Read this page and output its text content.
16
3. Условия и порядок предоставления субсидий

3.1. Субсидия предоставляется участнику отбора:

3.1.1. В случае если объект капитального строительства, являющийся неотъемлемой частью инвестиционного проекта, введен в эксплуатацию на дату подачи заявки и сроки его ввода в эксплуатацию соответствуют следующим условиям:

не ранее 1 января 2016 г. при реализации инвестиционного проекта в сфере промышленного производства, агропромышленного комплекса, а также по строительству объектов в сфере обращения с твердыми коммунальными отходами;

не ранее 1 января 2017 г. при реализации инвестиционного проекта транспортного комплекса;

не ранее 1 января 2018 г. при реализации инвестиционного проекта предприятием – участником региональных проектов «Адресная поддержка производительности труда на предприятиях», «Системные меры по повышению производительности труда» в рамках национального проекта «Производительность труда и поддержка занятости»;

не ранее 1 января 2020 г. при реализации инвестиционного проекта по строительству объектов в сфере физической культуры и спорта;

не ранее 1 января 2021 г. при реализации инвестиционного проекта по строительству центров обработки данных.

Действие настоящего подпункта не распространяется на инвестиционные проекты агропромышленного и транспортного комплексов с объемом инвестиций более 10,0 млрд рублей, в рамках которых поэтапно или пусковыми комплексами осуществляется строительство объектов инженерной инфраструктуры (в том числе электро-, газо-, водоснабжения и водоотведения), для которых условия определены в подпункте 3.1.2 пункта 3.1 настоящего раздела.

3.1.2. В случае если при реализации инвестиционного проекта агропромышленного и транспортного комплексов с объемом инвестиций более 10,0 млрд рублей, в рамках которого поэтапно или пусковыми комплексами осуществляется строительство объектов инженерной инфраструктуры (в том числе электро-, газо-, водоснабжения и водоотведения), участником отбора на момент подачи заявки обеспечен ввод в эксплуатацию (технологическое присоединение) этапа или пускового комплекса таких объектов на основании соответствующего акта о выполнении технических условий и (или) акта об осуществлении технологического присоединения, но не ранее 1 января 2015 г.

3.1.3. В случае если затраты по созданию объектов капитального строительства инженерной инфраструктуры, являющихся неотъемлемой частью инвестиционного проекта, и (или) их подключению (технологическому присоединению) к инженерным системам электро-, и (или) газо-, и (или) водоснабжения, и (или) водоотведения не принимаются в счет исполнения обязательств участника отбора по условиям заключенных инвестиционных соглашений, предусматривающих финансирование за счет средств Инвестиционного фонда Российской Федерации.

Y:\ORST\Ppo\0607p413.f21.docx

§

Copy out each line of the records where the string "сфере" appears.

- Answer in full -
не ранее 1 января 2016 г. при реализации инвестиционного проекта в сфере промышленного производства, агропромышленного комплекса, а также по строительству объектов в сфере обращения с твердыми коммунальными отходами;
не ранее 1 января 2020 г. при реализации инвестиционного проекта по строительству объектов в сфере физической культуры и спорта;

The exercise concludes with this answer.